EXTRACT
begin
[Urgent] trainer.predict() and model.generate creates totally different predictions

Sorry for the URGENT tag but I have a deadline. The title is self-explanatory. The predictions from trainer.predict() are extremely bad whereas model.generate gives qualitative results.

I want to use trainer.predict() because it is paralilized on the gpu. My testing data set is huge, having 250k samples. I wonder if I am doing something wrong or the library contains an issue. Below you can find a minimum example of my code.

# Load the model and tokenizer that were trained and saved.
tokenizer = T5Tokenizer.from_pretrained(args.load_model)
print("Loaded tokenizer from directory {}".format(args.load_model))
model = T5ForConditionalGeneration.from_pretrained(args.load_model)

# create train and validation data set, not relevant for testing
train_dataset = create_dataset(train_inputs, train_labels, tokenizer, pad_truncate=True, max_length=128)
val_dataset = create_dataset(val_inputs, val_labels, tokenizer, pad_truncate=True)

# training arguments
training_args = Seq2SeqTrainingArguments(
        output_dir=model_directory,          
        num_train_epochs=args.epochs,              
        per_device_train_batch_size=args.batch_size,  
        per_device_eval_batch_size=args.batch_size,   
        warmup_steps=500,                   
        weight_decay=args.weight_decay,               
        logging_dir=model_directory,
        logging_steps=100,
        do_eval=True,
        evaluation_strategy='epoch',
        learning_rate=args.learning_rate,
        load_best_model_at_end=True,
        metric_for_best_model='eval_loss',
        greater_is_better=False,
        save_total_limit=args.epochs,
        eval_accumulation_steps=args.eval_acc_steps, # set this lower, if testing or validation crashes
        disable_tqdm=True if args.load_model != '' else False,
    )
end
Listing of where items appear
begin
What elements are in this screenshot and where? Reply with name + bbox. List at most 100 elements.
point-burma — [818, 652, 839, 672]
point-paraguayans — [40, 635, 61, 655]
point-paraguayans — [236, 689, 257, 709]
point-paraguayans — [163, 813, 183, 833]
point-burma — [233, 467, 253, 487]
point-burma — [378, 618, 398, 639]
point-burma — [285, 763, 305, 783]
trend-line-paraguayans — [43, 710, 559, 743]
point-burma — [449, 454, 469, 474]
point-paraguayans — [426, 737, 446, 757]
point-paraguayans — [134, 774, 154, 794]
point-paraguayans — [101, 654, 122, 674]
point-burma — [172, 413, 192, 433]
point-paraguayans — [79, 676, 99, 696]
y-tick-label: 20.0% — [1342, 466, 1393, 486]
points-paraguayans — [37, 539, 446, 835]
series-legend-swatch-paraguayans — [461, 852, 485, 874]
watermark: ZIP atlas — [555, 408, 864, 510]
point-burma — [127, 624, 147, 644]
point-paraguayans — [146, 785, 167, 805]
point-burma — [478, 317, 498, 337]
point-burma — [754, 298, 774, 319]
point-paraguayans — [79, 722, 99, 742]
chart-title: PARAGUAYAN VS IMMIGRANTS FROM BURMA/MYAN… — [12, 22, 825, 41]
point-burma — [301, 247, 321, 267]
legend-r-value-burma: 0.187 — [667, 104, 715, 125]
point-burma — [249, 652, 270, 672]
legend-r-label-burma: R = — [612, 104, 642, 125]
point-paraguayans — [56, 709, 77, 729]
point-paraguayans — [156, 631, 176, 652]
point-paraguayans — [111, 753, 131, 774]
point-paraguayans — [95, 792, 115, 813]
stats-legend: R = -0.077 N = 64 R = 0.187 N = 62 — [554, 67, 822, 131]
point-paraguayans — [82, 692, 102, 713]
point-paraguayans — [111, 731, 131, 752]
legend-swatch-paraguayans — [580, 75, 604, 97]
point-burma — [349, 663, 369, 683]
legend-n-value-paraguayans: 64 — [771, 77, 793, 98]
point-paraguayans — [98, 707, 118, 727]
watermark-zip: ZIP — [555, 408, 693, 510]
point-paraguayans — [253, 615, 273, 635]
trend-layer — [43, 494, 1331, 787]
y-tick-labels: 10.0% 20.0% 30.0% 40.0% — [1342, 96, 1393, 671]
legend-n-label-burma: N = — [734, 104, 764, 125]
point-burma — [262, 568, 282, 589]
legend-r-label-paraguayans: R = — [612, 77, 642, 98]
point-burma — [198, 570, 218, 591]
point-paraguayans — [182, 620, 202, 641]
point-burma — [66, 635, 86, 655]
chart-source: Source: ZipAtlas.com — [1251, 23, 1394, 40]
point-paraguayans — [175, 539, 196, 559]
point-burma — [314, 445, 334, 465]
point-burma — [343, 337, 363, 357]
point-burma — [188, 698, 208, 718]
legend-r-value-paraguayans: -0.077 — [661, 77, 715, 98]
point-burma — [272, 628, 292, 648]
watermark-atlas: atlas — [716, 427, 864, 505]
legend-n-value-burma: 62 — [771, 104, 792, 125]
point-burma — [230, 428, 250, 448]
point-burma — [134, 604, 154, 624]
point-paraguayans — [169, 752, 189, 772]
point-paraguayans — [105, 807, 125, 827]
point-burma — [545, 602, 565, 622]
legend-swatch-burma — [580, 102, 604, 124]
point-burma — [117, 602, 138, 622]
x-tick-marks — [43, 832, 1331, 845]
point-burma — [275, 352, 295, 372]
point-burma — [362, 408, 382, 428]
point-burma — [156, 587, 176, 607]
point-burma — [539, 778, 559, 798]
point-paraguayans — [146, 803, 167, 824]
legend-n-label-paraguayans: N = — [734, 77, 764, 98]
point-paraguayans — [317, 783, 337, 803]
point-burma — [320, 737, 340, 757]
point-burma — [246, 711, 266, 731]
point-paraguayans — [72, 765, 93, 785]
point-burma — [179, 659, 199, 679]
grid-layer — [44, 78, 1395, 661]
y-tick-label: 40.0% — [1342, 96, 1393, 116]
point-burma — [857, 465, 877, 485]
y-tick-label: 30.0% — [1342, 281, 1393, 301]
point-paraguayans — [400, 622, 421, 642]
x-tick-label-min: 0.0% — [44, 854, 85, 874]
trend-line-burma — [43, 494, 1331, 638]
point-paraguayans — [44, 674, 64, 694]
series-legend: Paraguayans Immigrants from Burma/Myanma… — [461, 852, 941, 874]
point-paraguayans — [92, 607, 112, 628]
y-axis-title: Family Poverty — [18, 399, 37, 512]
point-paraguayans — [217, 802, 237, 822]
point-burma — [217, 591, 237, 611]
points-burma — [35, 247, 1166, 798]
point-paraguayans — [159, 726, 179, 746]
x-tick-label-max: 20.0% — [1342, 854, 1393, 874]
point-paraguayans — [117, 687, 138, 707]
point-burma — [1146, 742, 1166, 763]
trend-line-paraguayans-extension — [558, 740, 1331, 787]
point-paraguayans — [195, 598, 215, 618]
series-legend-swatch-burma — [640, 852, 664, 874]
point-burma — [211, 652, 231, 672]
end
WORK TO DO
1. Return the listing from its first line through the line holding "point-paraguayans — [82, 692, 102, 713]", both ends included, with each line reproduced unchanged.
2. Carry the forum post about trainer.predict() and model.generate further, starting right after its last line.

FINAL ANSWERS
1.
What elements are in this screenshot and where? Reply with name + bbox. List at most 100 elements.
point-burma — [818, 652, 839, 672]
point-paraguayans — [40, 635, 61, 655]
point-paraguayans — [236, 689, 257, 709]
point-paraguayans — [163, 813, 183, 833]
point-burma — [233, 467, 253, 487]
point-burma — [378, 618, 398, 639]
point-burma — [285, 763, 305, 783]
trend-line-paraguayans — [43, 710, 559, 743]
point-burma — [449, 454, 469, 474]
point-paraguayans — [426, 737, 446, 757]
point-paraguayans — [134, 774, 154, 794]
point-paraguayans — [101, 654, 122, 674]
point-burma — [172, 413, 192, 433]
point-paraguayans — [79, 676, 99, 696]
y-tick-label: 20.0% — [1342, 466, 1393, 486]
points-paraguayans — [37, 539, 446, 835]
series-legend-swatch-paraguayans — [461, 852, 485, 874]
watermark: ZIP atlas — [555, 408, 864, 510]
point-burma — [127, 624, 147, 644]
point-paraguayans — [146, 785, 167, 805]
point-burma — [478, 317, 498, 337]
point-burma — [754, 298, 774, 319]
point-paraguayans — [79, 722, 99, 742]
chart-title: PARAGUAYAN VS IMMIGRANTS FROM BURMA/MYAN… — [12, 22, 825, 41]
point-burma — [301, 247, 321, 267]
legend-r-value-burma: 0.187 — [667, 104, 715, 125]
point-burma — [249, 652, 270, 672]
legend-r-label-burma: R = — [612, 104, 642, 125]
point-paraguayans — [56, 709, 77, 729]
point-paraguayans — [156, 631, 176, 652]
point-paraguayans — [111, 753, 131, 774]
point-paraguayans — [95, 792, 115, 813]
stats-legend: R = -0.077 N = 64 R = 0.187 N = 62 — [554, 67, 822, 131]
point-paraguayans — [82, 692, 102, 713]

2.
trainer = Seq2SeqTrainer(
    model=model,
    args=training_args,
    train_dataset=train_dataset,
    eval_dataset=val_dataset,
    optimizers=[torch.optim.Adam(params=model.parameters(), lr=args.learning_rate), None],       
    tokenizer=tokenizer,
)


class BugFixDataset(torch.utils.data.Dataset):
    def __init__(self, encodings, targets):
        self.encodings = encodings
        self.target_encodings = targets

    def __getitem__(self, index):
        item = {key: torch.tensor(val[index]) for key, val in self.encodings.items()}
        item['labels'] = torch.tensor(self.target_encodings['input_ids'][index], dtype=torch.long)
        return item

    def __len__(self):
        return len(self.encodings['input_ids'])




# create the dataset
test_warning_dataset = create_dataset(test_warning, test_warning_labels, tokenizer, pad_truncate=True, max_length=target_max_length)
# the take models output --> logits --> argmax to obtain prediction ids.
output_ids = np.argmax(trainer.predict(test_dataset=test_warning_dataset, num_beams=5, max_length=target_max_length).predictions[0], axis=2)

trainer_outputs = tokenizer.batch_decode(output_ids, skip_special_tokens=True)
model_generate_outputs = []
for i, code in enumerate(test_warning):
    input_ids = tokenizer.encode(code, truncation=True, padding=True).to(model.device)
    beam_outputs = model.generate(input_ids, max_length=target_max_length, num_beams=5, early_stopping=False, num_return_sequences=1)
for pred in beam_outputs:
    x = tokenizer.decode(pred, skip_special_tokens)
    model_generate_outputs.append(x)

model_generate_outputs and trainer_outputs are different. What is the issue?
What am I doing wrong?

hi @berkayberabi

to use Seq2SeqTrainer for prediction, you should pass predict_with_generate=True to Seq2SeqTrainingArguments. The trainer only does generation when that argument is True .

If it’s true then predictions returned by the predict method will contain the generated token ids.

Also if you want to do distributed evaluation, you could try this script transformers/run_distributed_eval.py at master · huggingface/transformers · GitHub

1 Like

hi @valhalla

Thank you very much for your reply. As a feedback, it would be good if it is mentioned in the documentation of .predict() for Seq2Seq. Or did I miss it?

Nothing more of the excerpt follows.